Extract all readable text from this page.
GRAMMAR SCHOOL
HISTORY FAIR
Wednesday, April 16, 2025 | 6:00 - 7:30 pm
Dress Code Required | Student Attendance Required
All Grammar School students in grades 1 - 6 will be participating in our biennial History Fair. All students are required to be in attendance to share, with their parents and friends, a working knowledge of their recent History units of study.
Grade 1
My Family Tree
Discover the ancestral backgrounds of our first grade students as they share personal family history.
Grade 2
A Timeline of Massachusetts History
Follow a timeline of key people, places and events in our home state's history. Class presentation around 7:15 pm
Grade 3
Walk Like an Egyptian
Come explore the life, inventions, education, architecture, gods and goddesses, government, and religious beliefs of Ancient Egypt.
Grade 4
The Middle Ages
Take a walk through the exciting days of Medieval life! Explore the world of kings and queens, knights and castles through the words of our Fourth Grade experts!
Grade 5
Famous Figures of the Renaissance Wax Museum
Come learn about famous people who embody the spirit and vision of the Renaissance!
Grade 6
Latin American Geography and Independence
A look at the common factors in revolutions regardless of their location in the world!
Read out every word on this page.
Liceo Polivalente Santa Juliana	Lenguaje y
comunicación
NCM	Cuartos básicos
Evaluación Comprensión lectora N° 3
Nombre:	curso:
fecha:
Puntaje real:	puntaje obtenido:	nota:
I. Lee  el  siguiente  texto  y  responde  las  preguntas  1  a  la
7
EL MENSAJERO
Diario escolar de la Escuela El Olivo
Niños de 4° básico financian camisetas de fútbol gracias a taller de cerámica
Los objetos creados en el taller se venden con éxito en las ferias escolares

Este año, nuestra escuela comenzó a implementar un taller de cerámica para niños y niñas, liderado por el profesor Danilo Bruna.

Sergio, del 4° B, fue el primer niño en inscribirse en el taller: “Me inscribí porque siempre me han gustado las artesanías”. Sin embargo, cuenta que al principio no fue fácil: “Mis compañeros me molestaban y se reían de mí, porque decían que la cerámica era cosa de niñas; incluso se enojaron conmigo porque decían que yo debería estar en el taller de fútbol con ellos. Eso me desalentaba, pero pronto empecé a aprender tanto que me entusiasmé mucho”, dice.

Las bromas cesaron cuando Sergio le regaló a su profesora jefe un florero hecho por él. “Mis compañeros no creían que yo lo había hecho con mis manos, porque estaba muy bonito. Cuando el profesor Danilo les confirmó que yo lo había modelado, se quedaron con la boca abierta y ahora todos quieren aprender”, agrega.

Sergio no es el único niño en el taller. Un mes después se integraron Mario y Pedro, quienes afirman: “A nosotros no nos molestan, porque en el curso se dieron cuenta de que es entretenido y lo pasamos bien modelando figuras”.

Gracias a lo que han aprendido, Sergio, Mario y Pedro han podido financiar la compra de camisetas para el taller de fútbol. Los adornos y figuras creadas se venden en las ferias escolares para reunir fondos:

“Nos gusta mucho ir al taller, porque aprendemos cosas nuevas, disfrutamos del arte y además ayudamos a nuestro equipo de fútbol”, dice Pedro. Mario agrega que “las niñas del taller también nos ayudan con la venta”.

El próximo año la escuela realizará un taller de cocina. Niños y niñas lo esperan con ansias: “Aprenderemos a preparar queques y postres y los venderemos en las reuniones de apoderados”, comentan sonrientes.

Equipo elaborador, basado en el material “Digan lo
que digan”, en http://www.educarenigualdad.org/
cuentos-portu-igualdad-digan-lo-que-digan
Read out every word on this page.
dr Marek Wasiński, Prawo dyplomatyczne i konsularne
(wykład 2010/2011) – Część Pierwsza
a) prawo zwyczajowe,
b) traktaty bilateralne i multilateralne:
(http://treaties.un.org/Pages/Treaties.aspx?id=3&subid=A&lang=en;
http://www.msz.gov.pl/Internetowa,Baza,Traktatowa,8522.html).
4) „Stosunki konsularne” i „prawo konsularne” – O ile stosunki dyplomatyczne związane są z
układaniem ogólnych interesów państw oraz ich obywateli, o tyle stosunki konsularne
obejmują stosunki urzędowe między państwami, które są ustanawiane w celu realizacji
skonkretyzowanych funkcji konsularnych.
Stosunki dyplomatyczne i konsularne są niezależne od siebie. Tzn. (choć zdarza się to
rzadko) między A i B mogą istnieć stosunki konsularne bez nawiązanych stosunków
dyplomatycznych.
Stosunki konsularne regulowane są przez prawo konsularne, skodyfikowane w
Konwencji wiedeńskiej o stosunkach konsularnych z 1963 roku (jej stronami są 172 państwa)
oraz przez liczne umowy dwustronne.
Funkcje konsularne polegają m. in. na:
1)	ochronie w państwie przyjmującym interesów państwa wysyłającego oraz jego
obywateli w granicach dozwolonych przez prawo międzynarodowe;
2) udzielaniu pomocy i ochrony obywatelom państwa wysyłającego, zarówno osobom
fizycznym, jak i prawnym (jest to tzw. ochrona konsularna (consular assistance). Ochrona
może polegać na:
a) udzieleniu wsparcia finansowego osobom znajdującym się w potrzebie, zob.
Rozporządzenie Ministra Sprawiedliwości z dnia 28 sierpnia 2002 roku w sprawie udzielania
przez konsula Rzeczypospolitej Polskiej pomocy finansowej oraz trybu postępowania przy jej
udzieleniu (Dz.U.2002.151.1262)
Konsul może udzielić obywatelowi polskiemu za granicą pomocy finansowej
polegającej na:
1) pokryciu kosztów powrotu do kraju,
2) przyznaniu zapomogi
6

----

Restate the data above word for word, please.

Extract all readable text from this page.
GRAMMAR SCHOOL
HISTORY FAIR
Wednesday, April 16, 2025 | 6:00 - 7:30 pm
Dress Code Required | Student Attendance Required
All Grammar School students in grades 1 - 6 will be participating in our biennial History Fair. All students are required to be in attendance to share, with their parents and friends, a working knowledge of their recent History units of study.
Grade 1
My Family Tree
Discover the ancestral backgrounds of our first grade students as they share personal family history.
Grade 2
A Timeline of Massachusetts History
Follow a timeline of key people, places and events in our home state's history. Class presentation around 7:15 pm
Grade 3
Walk Like an Egyptian
Come explore the life, inventions, education, architecture, gods and goddesses, government, and religious beliefs of Ancient Egypt.
Grade 4
The Middle Ages
Take a walk through the exciting days of Medieval life! Explore the world of kings and queens, knights and castles through the words of our Fourth Grade experts!
Grade 5
Famous Figures of the Renaissance Wax Museum
Come learn about famous people who embody the spirit and vision of the Renaissance!
Grade 6
Latin American Geography and Independence
A look at the common factors in revolutions regardless of their location in the world!
Read out every word on this page.
Liceo Polivalente Santa Juliana	Lenguaje y
comunicación
NCM	Cuartos básicos
Evaluación Comprensión lectora N° 3
Nombre:	curso:
fecha:
Puntaje real:	puntaje obtenido:	nota:
I. Lee  el  siguiente  texto  y  responde  las  preguntas  1  a  la
7
EL MENSAJERO
Diario escolar de la Escuela El Olivo
Niños de 4° básico financian camisetas de fútbol gracias a taller de cerámica
Los objetos creados en el taller se venden con éxito en las ferias escolares

Este año, nuestra escuela comenzó a implementar un taller de cerámica para niños y niñas, liderado por el profesor Danilo Bruna.

Sergio, del 4° B, fue el primer niño en inscribirse en el taller: “Me inscribí porque siempre me han gustado las artesanías”. Sin embargo, cuenta que al principio no fue fácil: “Mis compañeros me molestaban y se reían de mí, porque decían que la cerámica era cosa de niñas; incluso se enojaron conmigo porque decían que yo debería estar en el taller de fútbol con ellos. Eso me desalentaba, pero pronto empecé a aprender tanto que me entusiasmé mucho”, dice.

Las bromas cesaron cuando Sergio le regaló a su profesora jefe un florero hecho por él. “Mis compañeros no creían que yo lo había hecho con mis manos, porque estaba muy bonito. Cuando el profesor Danilo les confirmó que yo lo había modelado, se quedaron con la boca abierta y ahora todos quieren aprender”, agrega.

Sergio no es el único niño en el taller. Un mes después se integraron Mario y Pedro, quienes afirman: “A nosotros no nos molestan, porque en el curso se dieron cuenta de que es entretenido y lo pasamos bien modelando figuras”.

Gracias a lo que han aprendido, Sergio, Mario y Pedro han podido financiar la compra de camisetas para el taller de fútbol. Los adornos y figuras creadas se venden en las ferias escolares para reunir fondos:

“Nos gusta mucho ir al taller, porque aprendemos cosas nuevas, disfrutamos del arte y además ayudamos a nuestro equipo de fútbol”, dice Pedro. Mario agrega que “las niñas del taller también nos ayudan con la venta”.

El próximo año la escuela realizará un taller de cocina. Niños y niñas lo esperan con ansias: “Aprenderemos a preparar queques y postres y los venderemos en las reuniones de apoderados”, comentan sonrientes.

Equipo elaborador, basado en el material “Digan lo
que digan”, en http://www.educarenigualdad.org/
cuentos-portu-igualdad-digan-lo-que-digan
Read out every word on this page.
dr Marek Wasiński, Prawo dyplomatyczne i konsularne
(wykład 2010/2011) – Część Pierwsza
a) prawo zwyczajowe,
b) traktaty bilateralne i multilateralne:
(http://treaties.un.org/Pages/Treaties.aspx?id=3&subid=A&lang=en;
http://www.msz.gov.pl/Internetowa,Baza,Traktatowa,8522.html).
4) „Stosunki konsularne” i „prawo konsularne” – O ile stosunki dyplomatyczne związane są z
układaniem ogólnych interesów państw oraz ich obywateli, o tyle stosunki konsularne
obejmują stosunki urzędowe między państwami, które są ustanawiane w celu realizacji
skonkretyzowanych funkcji konsularnych.
Stosunki dyplomatyczne i konsularne są niezależne od siebie. Tzn. (choć zdarza się to
rzadko) między A i B mogą istnieć stosunki konsularne bez nawiązanych stosunków
dyplomatycznych.
Stosunki konsularne regulowane są przez prawo konsularne, skodyfikowane w
Konwencji wiedeńskiej o stosunkach konsularnych z 1963 roku (jej stronami są 172 państwa)
oraz przez liczne umowy dwustronne.
Funkcje konsularne polegają m. in. na:
1)	ochronie w państwie przyjmującym interesów państwa wysyłającego oraz jego
obywateli w granicach dozwolonych przez prawo międzynarodowe;
2) udzielaniu pomocy i ochrony obywatelom państwa wysyłającego, zarówno osobom
fizycznym, jak i prawnym (jest to tzw. ochrona konsularna (consular assistance). Ochrona
może polegać na:
a) udzieleniu wsparcia finansowego osobom znajdującym się w potrzebie, zob.
Rozporządzenie Ministra Sprawiedliwości z dnia 28 sierpnia 2002 roku w sprawie udzielania
przez konsula Rzeczypospolitej Polskiej pomocy finansowej oraz trybu postępowania przy jej
udzieleniu (Dz.U.2002.151.1262)
Konsul może udzielić obywatelowi polskiemu za granicą pomocy finansowej
polegającej na:
1) pokryciu kosztów powrotu do kraju,
2) przyznaniu zapomogi
6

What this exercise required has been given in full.